__EXERCISE PROMPT__. In the listing that follows, count each line where the word "поддержки" appears; write nothing but the count.

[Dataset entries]
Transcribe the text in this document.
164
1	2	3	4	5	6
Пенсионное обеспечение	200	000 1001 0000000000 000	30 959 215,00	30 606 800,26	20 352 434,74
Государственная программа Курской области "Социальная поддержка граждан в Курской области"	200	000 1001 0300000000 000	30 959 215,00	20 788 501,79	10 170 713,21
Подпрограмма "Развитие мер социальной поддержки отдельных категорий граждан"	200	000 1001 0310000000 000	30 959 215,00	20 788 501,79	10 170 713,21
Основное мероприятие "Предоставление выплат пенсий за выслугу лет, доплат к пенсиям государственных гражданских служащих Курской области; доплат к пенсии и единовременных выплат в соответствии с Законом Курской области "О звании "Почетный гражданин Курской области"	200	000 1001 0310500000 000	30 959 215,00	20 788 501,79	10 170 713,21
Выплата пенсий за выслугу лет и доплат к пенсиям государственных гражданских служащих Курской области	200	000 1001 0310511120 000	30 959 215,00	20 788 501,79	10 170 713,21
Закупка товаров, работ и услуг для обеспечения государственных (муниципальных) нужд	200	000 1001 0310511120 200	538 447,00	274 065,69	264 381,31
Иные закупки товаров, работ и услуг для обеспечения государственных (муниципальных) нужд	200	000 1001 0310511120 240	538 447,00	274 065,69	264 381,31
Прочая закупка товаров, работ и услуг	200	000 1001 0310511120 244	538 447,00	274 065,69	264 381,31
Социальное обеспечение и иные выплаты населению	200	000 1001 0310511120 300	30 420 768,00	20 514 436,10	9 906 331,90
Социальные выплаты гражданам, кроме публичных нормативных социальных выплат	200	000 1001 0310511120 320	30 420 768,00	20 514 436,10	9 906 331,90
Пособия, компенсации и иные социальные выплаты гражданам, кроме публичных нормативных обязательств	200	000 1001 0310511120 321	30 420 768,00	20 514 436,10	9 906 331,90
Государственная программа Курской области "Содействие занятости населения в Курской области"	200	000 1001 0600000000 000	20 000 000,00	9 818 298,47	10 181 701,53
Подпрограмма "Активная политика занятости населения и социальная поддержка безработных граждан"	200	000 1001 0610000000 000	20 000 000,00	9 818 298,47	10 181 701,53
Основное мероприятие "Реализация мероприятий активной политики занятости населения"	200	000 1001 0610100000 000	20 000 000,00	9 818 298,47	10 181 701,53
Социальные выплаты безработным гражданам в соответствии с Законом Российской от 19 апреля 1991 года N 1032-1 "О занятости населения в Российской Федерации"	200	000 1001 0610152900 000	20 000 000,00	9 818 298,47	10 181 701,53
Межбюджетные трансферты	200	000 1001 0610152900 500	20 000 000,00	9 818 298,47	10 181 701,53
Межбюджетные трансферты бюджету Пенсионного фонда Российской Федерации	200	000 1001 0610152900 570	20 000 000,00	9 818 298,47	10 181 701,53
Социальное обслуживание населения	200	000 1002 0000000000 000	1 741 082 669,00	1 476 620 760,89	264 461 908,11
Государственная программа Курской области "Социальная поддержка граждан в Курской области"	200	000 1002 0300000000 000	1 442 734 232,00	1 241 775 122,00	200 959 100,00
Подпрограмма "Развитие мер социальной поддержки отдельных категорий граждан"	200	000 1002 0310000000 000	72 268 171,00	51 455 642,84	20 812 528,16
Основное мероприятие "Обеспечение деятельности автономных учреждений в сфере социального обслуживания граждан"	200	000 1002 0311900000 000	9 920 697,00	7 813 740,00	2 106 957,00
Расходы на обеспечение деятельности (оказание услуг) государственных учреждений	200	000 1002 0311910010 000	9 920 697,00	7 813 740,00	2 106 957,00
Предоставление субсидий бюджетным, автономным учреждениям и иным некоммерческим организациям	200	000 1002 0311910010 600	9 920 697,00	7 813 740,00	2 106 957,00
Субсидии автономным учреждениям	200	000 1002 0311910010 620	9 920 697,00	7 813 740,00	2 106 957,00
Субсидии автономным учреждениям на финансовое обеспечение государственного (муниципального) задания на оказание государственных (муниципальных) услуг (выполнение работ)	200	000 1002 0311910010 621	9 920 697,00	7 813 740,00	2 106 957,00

__EXERCISE SOLUTION__. 2